**Exercise:**
Search the records for the word "foil" and report each line that has it.

**Extracted entries:**
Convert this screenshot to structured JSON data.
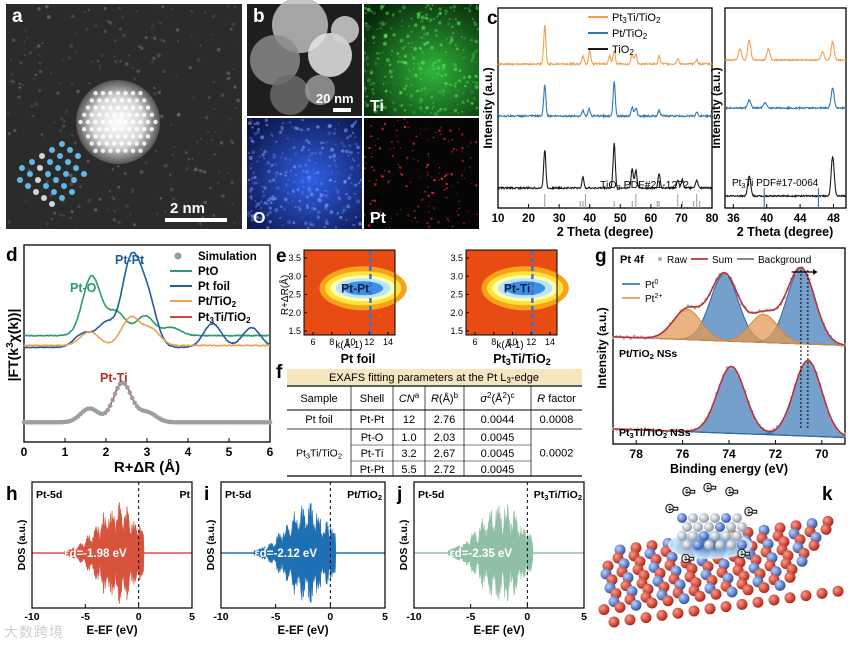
{
  "panels": {
    "a": {
      "label": "a",
      "scale_bar": "2 nm"
    },
    "b": {
      "label": "b",
      "scale_bar": "20 nm",
      "maps": [
        "Ti",
        "O",
        "Pt"
      ]
    },
    "c": {
      "label": "c",
      "xlabel": "2 Theta (degree)",
      "ylabel": "Intensity (a.u.)",
      "xticks": [
        "10",
        "20",
        "30",
        "40",
        "50",
        "60",
        "70",
        "80"
      ],
      "legend": [
        "Pt3Ti/TiO2",
        "Pt/TiO2",
        "TiO2"
      ],
      "ref_tio2": "TiO2 PDF#21-1272",
      "inset_xticks": [
        "36",
        "40",
        "44",
        "48"
      ],
      "ref_pt3ti": "Pt3Ti PDF#17-0064"
    },
    "d": {
      "label": "d",
      "xlabel": "R+ΔR (Å)",
      "ylabel": "|FT(k3χ(k))|",
      "xticks": [
        "0",
        "1",
        "2",
        "3",
        "4",
        "5",
        "6"
      ],
      "legend": [
        "Simulation",
        "PtO",
        "Pt foil",
        "Pt/TiO2",
        "Pt3Ti/TiO2"
      ],
      "annotations": [
        "Pt-O",
        "Pt-Pt",
        "Pt-Ti"
      ]
    },
    "e": {
      "label": "e",
      "xlabel": "k(Å-1)",
      "ylabel": "R+ΔR(Å)",
      "yticks": [
        "3.5",
        "3.0",
        "2.5",
        "2.0",
        "1.5"
      ],
      "xticks": [
        "6",
        "8",
        "10",
        "12",
        "14"
      ],
      "maps": [
        {
          "caption": "Pt foil",
          "peak": "Pt-Pt"
        },
        {
          "caption": "Pt3Ti/TiO2",
          "peak": "Pt-Ti"
        }
      ]
    },
    "f": {
      "label": "f",
      "title": "EXAFS fitting parameters at the Pt L3-edge",
      "columns": [
        "Sample",
        "Shell",
        "CNa",
        "R(Å)b",
        "σ2(Å2)c",
        "R factor"
      ],
      "rows": [
        [
          "Pt foil",
          "Pt-Pt",
          "12",
          "2.76",
          "0.0044",
          "0.0008"
        ],
        [
          "Pt3Ti/TiO2",
          "Pt-O",
          "1.0",
          "2.03",
          "0.0045",
          "0.0002"
        ],
        [
          "",
          "Pt-Ti",
          "3.2",
          "2.67",
          "0.0045",
          ""
        ],
        [
          "",
          "Pt-Pt",
          "5.5",
          "2.72",
          "0.0045",
          ""
        ]
      ]
    },
    "g": {
      "label": "g",
      "title": "Pt 4f",
      "legend": [
        "Raw",
        "Sum",
        "Background",
        "Pt0",
        "Pt2+"
      ],
      "xlabel": "Binding energy (eV)",
      "ylabel": "Intensity (a.u.)",
      "xticks": [
        "78",
        "76",
        "74",
        "72",
        "70"
      ],
      "sample_labels": [
        "Pt/TiO2 NSs",
        "Pt3Ti/TiO2 NSs"
      ]
    },
    "h": {
      "label": "h",
      "tag": "Pt-5d",
      "sample": "Pt",
      "d_band": "εd=-1.98 eV",
      "color": "#d9533c"
    },
    "i": {
      "label": "i",
      "tag": "Pt-5d",
      "sample": "Pt/TiO2",
      "d_band": "εd=-2.12 eV",
      "color": "#1f6fb4"
    },
    "j": {
      "label": "j",
      "tag": "Pt-5d",
      "sample": "Pt3Ti/TiO2",
      "d_band": "εd=-2.35 eV",
      "color": "#8fbfa5"
    },
    "dos_axis": {
      "ylabel": "DOS (a.u.)",
      "xlabel": "E-EF (eV)",
      "xticks": [
        "-10",
        "-5",
        "0",
        "5"
      ]
    },
    "k": {
      "label": "k",
      "electron": "e-"
    }
  },
  "chart_data": [
    {
      "panel": "c",
      "type": "line",
      "title": "",
      "xlabel": "2 Theta (degree)",
      "ylabel": "Intensity (a.u.)",
      "xlim": [
        10,
        80
      ],
      "series": [
        {
          "name": "Pt3Ti/TiO2",
          "color": "#f0a052",
          "baseline": 0.72,
          "peaks": [
            [
              25.3,
              0.55
            ],
            [
              37.8,
              0.12
            ],
            [
              40.0,
              0.2
            ],
            [
              46.5,
              0.12
            ],
            [
              48.0,
              0.2
            ],
            [
              53.9,
              0.15
            ],
            [
              55.1,
              0.15
            ],
            [
              62.7,
              0.12
            ],
            [
              68.8,
              0.08
            ],
            [
              75.0,
              0.07
            ]
          ]
        },
        {
          "name": "Pt/TiO2",
          "color": "#2f79b5",
          "baseline": 0.46,
          "peaks": [
            [
              25.3,
              0.45
            ],
            [
              37.8,
              0.08
            ],
            [
              39.8,
              0.1
            ],
            [
              48.0,
              0.5
            ],
            [
              53.9,
              0.12
            ],
            [
              55.1,
              0.12
            ],
            [
              62.7,
              0.08
            ],
            [
              75.0,
              0.05
            ]
          ]
        },
        {
          "name": "TiO2",
          "color": "#1a1a1a",
          "baseline": 0.1,
          "peaks": [
            [
              25.3,
              0.55
            ],
            [
              37.8,
              0.15
            ],
            [
              48.0,
              0.65
            ],
            [
              53.9,
              0.28
            ],
            [
              55.1,
              0.26
            ],
            [
              62.7,
              0.2
            ],
            [
              68.8,
              0.12
            ],
            [
              70.3,
              0.12
            ],
            [
              75.0,
              0.12
            ]
          ]
        }
      ],
      "reference_lines_TiO2": [
        25.3,
        36.9,
        37.8,
        38.6,
        48.0,
        53.9,
        55.1,
        62.1,
        62.7,
        68.8,
        70.3,
        74.0,
        75.0,
        76.0
      ]
    },
    {
      "panel": "c-inset",
      "type": "line",
      "xlim": [
        35,
        49.5
      ],
      "series": [
        {
          "name": "Pt3Ti/TiO2",
          "color": "#f0a052",
          "baseline": 0.74,
          "peaks": [
            [
              36.8,
              0.25
            ],
            [
              37.9,
              0.45
            ],
            [
              40.2,
              0.25
            ],
            [
              46.7,
              0.18
            ],
            [
              47.9,
              0.42
            ]
          ]
        },
        {
          "name": "Pt/TiO2",
          "color": "#2f79b5",
          "baseline": 0.5,
          "peaks": [
            [
              37.9,
              0.18
            ],
            [
              39.8,
              0.12
            ],
            [
              47.9,
              0.45
            ]
          ]
        },
        {
          "name": "TiO2",
          "color": "#1a1a1a",
          "baseline": 0.06,
          "peaks": [
            [
              37.9,
              0.45
            ],
            [
              47.9,
              0.9
            ]
          ]
        }
      ],
      "reference_lines_Pt3Ti": [
        39.7,
        46.2
      ]
    },
    {
      "panel": "d",
      "type": "line",
      "xlabel": "R+ΔR (Å)",
      "ylabel": "|FT(k3χ(k))|",
      "xlim": [
        0,
        6
      ],
      "series": [
        {
          "name": "PtO",
          "color": "#2a9d6a",
          "offset": 0.54,
          "peaks": [
            [
              1.65,
              0.3
            ],
            [
              2.25,
              0.12
            ],
            [
              2.95,
              0.1
            ],
            [
              3.6,
              0.04
            ]
          ]
        },
        {
          "name": "Pt foil",
          "color": "#1f5f9e",
          "offset": 0.48,
          "peaks": [
            [
              1.45,
              0.07
            ],
            [
              2.0,
              0.12
            ],
            [
              2.6,
              0.42
            ],
            [
              3.0,
              0.25
            ],
            [
              4.6,
              0.12
            ],
            [
              5.55,
              0.1
            ]
          ]
        },
        {
          "name": "Pt/TiO2",
          "color": "#f0a052",
          "offset": 0.49,
          "peaks": [
            [
              1.6,
              0.07
            ],
            [
              2.6,
              0.14
            ],
            [
              3.1,
              0.08
            ]
          ]
        },
        {
          "name": "Pt3Ti/TiO2",
          "color": "#e04040",
          "offset": 0.1,
          "peaks": [
            [
              1.6,
              0.07
            ],
            [
              2.4,
              0.2
            ],
            [
              3.0,
              0.05
            ]
          ]
        },
        {
          "name": "Simulation",
          "color": "#999999",
          "offset": 0.1,
          "peaks": [
            [
              1.6,
              0.07
            ],
            [
              2.4,
              0.2
            ],
            [
              3.0,
              0.05
            ]
          ]
        }
      ]
    },
    {
      "panel": "g",
      "type": "line",
      "xlabel": "Binding energy (eV)",
      "ylabel": "Intensity (a.u.)",
      "xlim": [
        79,
        69
      ],
      "series": [
        {
          "name": "Pt/TiO2 Pt0",
          "color": "#3a78b5",
          "components": [
            [
              74.2,
              0.62
            ],
            [
              70.9,
              0.7
            ]
          ]
        },
        {
          "name": "Pt/TiO2 Pt2+",
          "color": "#e39b55",
          "components": [
            [
              75.8,
              0.28
            ],
            [
              72.5,
              0.26
            ]
          ]
        },
        {
          "name": "Pt3Ti/TiO2 Pt0",
          "color": "#3a78b5",
          "components": [
            [
              73.9,
              0.62
            ],
            [
              70.6,
              0.7
            ]
          ]
        }
      ]
    },
    {
      "panel": "h",
      "type": "area",
      "xlabel": "E-EF (eV)",
      "ylabel": "DOS (a.u.)",
      "xlim": [
        -10,
        5
      ],
      "d_band_center": -1.98
    },
    {
      "panel": "i",
      "type": "area",
      "xlabel": "E-EF (eV)",
      "ylabel": "DOS (a.u.)",
      "xlim": [
        -10,
        5
      ],
      "d_band_center": -2.12
    },
    {
      "panel": "j",
      "type": "area",
      "xlabel": "E-EF (eV)",
      "ylabel": "DOS (a.u.)",
      "xlim": [
        -10,
        5
      ],
      "d_band_center": -2.35
    }
  ],
  "watermark": "大数跨境"
}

**Exercise output:**
        "Pt foil",
          "caption": "Pt foil",
          "Pt foil",
          "name": "Pt foil",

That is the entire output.